[DATA LISTING]
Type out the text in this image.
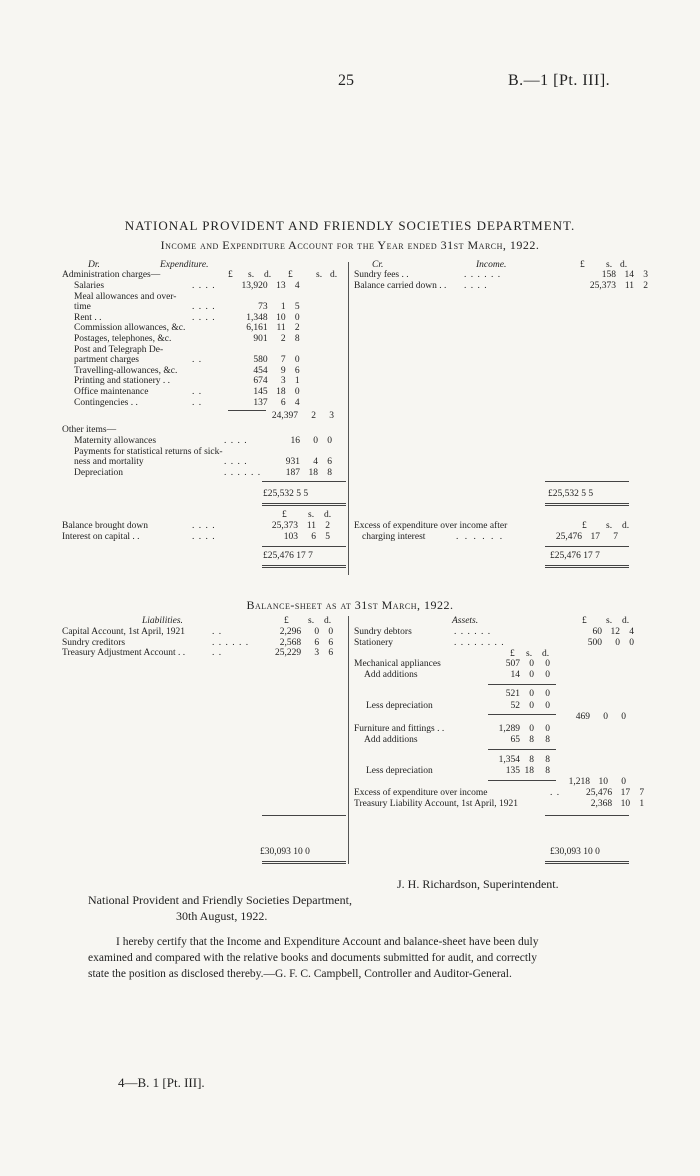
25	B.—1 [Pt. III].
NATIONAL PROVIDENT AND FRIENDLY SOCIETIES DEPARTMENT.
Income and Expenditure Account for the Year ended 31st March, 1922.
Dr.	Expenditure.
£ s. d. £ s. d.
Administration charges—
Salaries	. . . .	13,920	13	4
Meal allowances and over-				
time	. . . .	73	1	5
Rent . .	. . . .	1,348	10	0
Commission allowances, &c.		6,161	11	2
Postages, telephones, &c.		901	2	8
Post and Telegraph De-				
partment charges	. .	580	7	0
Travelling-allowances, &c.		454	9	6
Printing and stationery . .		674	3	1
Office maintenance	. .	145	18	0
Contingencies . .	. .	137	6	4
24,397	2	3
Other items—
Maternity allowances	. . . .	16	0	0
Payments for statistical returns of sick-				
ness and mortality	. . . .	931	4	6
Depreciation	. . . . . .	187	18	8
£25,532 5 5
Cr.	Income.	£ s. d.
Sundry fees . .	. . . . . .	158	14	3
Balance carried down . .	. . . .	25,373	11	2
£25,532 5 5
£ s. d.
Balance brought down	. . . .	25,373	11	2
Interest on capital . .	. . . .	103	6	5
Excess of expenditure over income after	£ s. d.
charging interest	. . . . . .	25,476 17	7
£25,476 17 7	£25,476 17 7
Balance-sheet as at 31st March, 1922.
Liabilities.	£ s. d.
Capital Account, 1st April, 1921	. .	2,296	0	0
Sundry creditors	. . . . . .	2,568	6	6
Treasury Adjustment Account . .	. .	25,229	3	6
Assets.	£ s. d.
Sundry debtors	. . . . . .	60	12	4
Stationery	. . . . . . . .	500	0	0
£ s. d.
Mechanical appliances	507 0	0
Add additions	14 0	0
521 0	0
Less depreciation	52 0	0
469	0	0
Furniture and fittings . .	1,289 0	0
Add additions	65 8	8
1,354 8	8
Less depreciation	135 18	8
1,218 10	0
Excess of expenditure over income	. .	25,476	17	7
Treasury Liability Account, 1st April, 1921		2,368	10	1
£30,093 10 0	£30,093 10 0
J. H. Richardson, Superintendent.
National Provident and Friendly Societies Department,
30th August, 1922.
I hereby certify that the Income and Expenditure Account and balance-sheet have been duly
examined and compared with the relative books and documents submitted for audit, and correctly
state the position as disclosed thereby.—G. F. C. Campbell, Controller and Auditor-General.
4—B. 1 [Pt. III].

[DIRECTION] Copy out every line with the word "over".

[IN RESPONSE]
Meal allowances and over-				
Excess of expenditure over income after	£ s. d.
Excess of expenditure over income	. .	25,476	17	7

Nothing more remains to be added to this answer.